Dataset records
· · ·

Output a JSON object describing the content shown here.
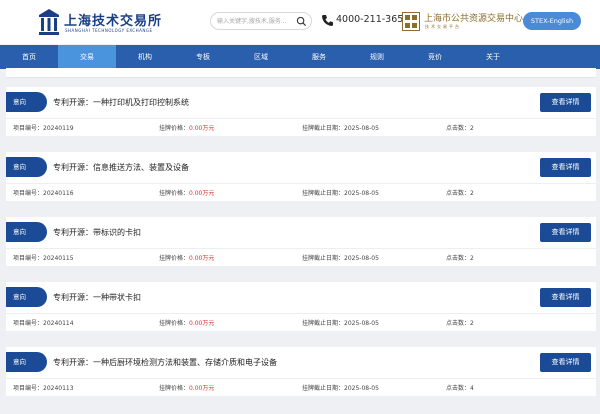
{
  "header": {
    "logo_text": "上海技术交易所",
    "logo_sub": "SHANGHAI TECHNOLOGY EXCHANGE",
    "search_placeholder": "输入关键字,搜技术,服务...",
    "phone": "4000-211-365",
    "center_name": "上海市公共资源交易中心",
    "center_sub": "技术交易平台",
    "lang_button": "STEX-English"
  },
  "nav": {
    "items": [
      "首页",
      "交易",
      "机构",
      "专板",
      "区域",
      "服务",
      "规则",
      "竞价",
      "关于"
    ],
    "active_index": 1
  },
  "cards": [
    {
      "tag": "意向",
      "title": "专利开源：一种打印机及打印控制系统",
      "button": "查看详情",
      "id_label": "项目编号：",
      "id": "20240119",
      "price_label": "挂牌价格：",
      "price": "0.00万元",
      "date_label": "挂牌截止日期：",
      "date": "2025-08-05",
      "clicks_label": "点击数：",
      "clicks": "2"
    },
    {
      "tag": "意向",
      "title": "专利开源：信息推送方法、装置及设备",
      "button": "查看详情",
      "id_label": "项目编号：",
      "id": "20240116",
      "price_label": "挂牌价格：",
      "price": "0.00万元",
      "date_label": "挂牌截止日期：",
      "date": "2025-08-05",
      "clicks_label": "点击数：",
      "clicks": "2"
    },
    {
      "tag": "意向",
      "title": "专利开源：带标识的卡扣",
      "button": "查看详情",
      "id_label": "项目编号：",
      "id": "20240115",
      "price_label": "挂牌价格：",
      "price": "0.00万元",
      "date_label": "挂牌截止日期：",
      "date": "2025-08-05",
      "clicks_label": "点击数：",
      "clicks": "2"
    },
    {
      "tag": "意向",
      "title": "专利开源：一种带状卡扣",
      "button": "查看详情",
      "id_label": "项目编号：",
      "id": "20240114",
      "price_label": "挂牌价格：",
      "price": "0.00万元",
      "date_label": "挂牌截止日期：",
      "date": "2025-08-05",
      "clicks_label": "点击数：",
      "clicks": "2"
    },
    {
      "tag": "意向",
      "title": "专利开源：一种后厨环境检测方法和装置、存储介质和电子设备",
      "button": "查看详情",
      "id_label": "项目编号：",
      "id": "20240113",
      "price_label": "挂牌价格：",
      "price": "0.00万元",
      "date_label": "挂牌截止日期：",
      "date": "2025-08-05",
      "clicks_label": "点击数：",
      "clicks": "4"
    }
  ],
  "colors": {
    "brand_dark": "#1b4b96",
    "nav": "#2a5fae",
    "nav_active": "#4a94dd",
    "price": "#d9332b",
    "lang_button": "#4a8ad8"
  }
}
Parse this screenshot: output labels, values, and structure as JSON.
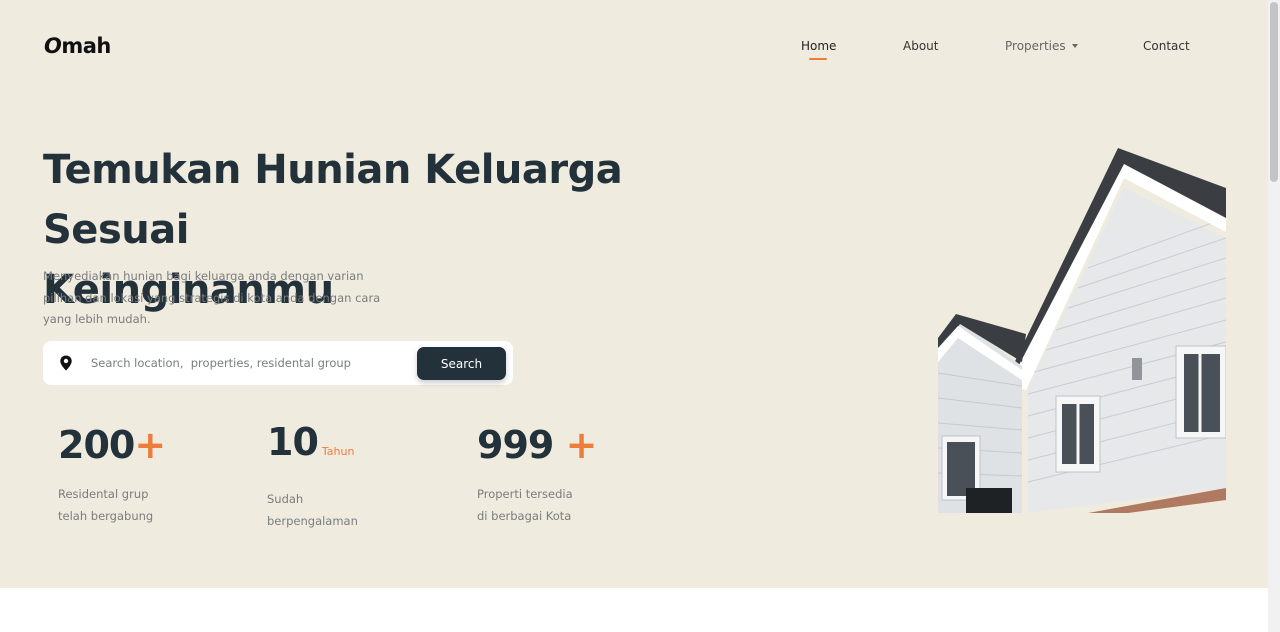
{
  "brand": {
    "logo_o": "O",
    "logo_rest": "mah"
  },
  "nav": {
    "home": "Home",
    "about": "About",
    "properties": "Properties",
    "contact": "Contact"
  },
  "hero": {
    "title_line1": "Temukan Hunian Keluarga Sesuai",
    "title_line2": "Keinginanmu",
    "desc_line1": "Menyediakan hunian bagi keluarga anda dengan varian",
    "desc_line2": "pilihan dan lokasi yang strategis di kota anda dengan cara",
    "desc_line3": "yang lebih mudah."
  },
  "search": {
    "placeholder": "Search location,  properties, residental group",
    "button_label": "Search",
    "icon": "map-pin-icon"
  },
  "stats": [
    {
      "number": "200",
      "suffix": "+",
      "label_line1": "Residental grup",
      "label_line2": "telah bergabung"
    },
    {
      "number": "10",
      "suffix": "Tahun",
      "label_line1": "Sudah",
      "label_line2": "berpengalaman"
    },
    {
      "number": "999",
      "suffix": "+",
      "label_line1": "Properti tersedia",
      "label_line2": "di berbagai Kota"
    }
  ],
  "colors": {
    "background": "#efebde",
    "primary": "#22313a",
    "accent": "#ee7d3c",
    "muted": "#7a7d7f"
  }
}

· · ·

▶ **EXERCISE PROMPT**
Output the entries above exactly, without their pictures.

▶ **THE REPLY**
Output a JSON object describing the content shown here.
{
  "header": {
    "logo_text": "上海技术交易所",
    "logo_sub": "SHANGHAI TECHNOLOGY EXCHANGE",
    "search_placeholder": "输入关键字,搜技术,服务...",
    "phone": "4000-211-365",
    "center_name": "上海市公共资源交易中心",
    "center_sub": "技术交易平台",
    "lang_button": "STEX-English"
  },
  "nav": {
    "items": [
      "首页",
      "交易",
      "机构",
      "专板",
      "区域",
      "服务",
      "规则",
      "竞价",
      "关于"
    ],
    "active_index": 1
  },
  "cards": [
    {
      "tag": "意向",
      "title": "专利开源：一种打印机及打印控制系统",
      "button": "查看详情",
      "id_label": "项目编号：",
      "id": "20240119",
      "price_label": "挂牌价格：",
      "price": "0.00万元",
      "date_label": "挂牌截止日期：",
      "date": "2025-08-05",
      "clicks_label": "点击数：",
      "clicks": "2"
    },
    {
      "tag": "意向",
      "title": "专利开源：信息推送方法、装置及设备",
      "button": "查看详情",
      "id_label": "项目编号：",
      "id": "20240116",
      "price_label": "挂牌价格：",
      "price": "0.00万元",
      "date_label": "挂牌截止日期：",
      "date": "2025-08-05",
      "clicks_label": "点击数：",
      "clicks": "2"
    },
    {
      "tag": "意向",
      "title": "专利开源：带标识的卡扣",
      "button": "查看详情",
      "id_label": "项目编号：",
      "id": "20240115",
      "price_label": "挂牌价格：",
      "price": "0.00万元",
      "date_label": "挂牌截止日期：",
      "date": "2025-08-05",
      "clicks_label": "点击数：",
      "clicks": "2"
    },
    {
      "tag": "意向",
      "title": "专利开源：一种带状卡扣",
      "button": "查看详情",
      "id_label": "项目编号：",
      "id": "20240114",
      "price_label": "挂牌价格：",
      "price": "0.00万元",
      "date_label": "挂牌截止日期：",
      "date": "2025-08-05",
      "clicks_label": "点击数：",
      "clicks": "2"
    },
    {
      "tag": "意向",
      "title": "专利开源：一种后厨环境检测方法和装置、存储介质和电子设备",
      "button": "查看详情",
      "id_label": "项目编号：",
      "id": "20240113",
      "price_label": "挂牌价格：",
      "price": "0.00万元",
      "date_label": "挂牌截止日期：",
      "date": "2025-08-05",
      "clicks_label": "点击数：",
      "clicks": "4"
    }
  ],
  "colors": {
    "brand_dark": "#1b4b96",
    "nav": "#2a5fae",
    "nav_active": "#4a94dd",
    "price": "#d9332b",
    "lang_button": "#4a8ad8"
  }
}
Parse this screenshot: output labels, values, and structure as JSON.
{
  "brand": {
    "logo_o": "O",
    "logo_rest": "mah"
  },
  "nav": {
    "home": "Home",
    "about": "About",
    "properties": "Properties",
    "contact": "Contact"
  },
  "hero": {
    "title_line1": "Temukan Hunian Keluarga Sesuai",
    "title_line2": "Keinginanmu",
    "desc_line1": "Menyediakan hunian bagi keluarga anda dengan varian",
    "desc_line2": "pilihan dan lokasi yang strategis di kota anda dengan cara",
    "desc_line3": "yang lebih mudah."
  },
  "search": {
    "placeholder": "Search location,  properties, residental group",
    "button_label": "Search",
    "icon": "map-pin-icon"
  },
  "stats": [
    {
      "number": "200",
      "suffix": "+",
      "label_line1": "Residental grup",
      "label_line2": "telah bergabung"
    },
    {
      "number": "10",
      "suffix": "Tahun",
      "label_line1": "Sudah",
      "label_line2": "berpengalaman"
    },
    {
      "number": "999",
      "suffix": "+",
      "label_line1": "Properti tersedia",
      "label_line2": "di berbagai Kota"
    }
  ],
  "colors": {
    "background": "#efebde",
    "primary": "#22313a",
    "accent": "#ee7d3c",
    "muted": "#7a7d7f"
  }
}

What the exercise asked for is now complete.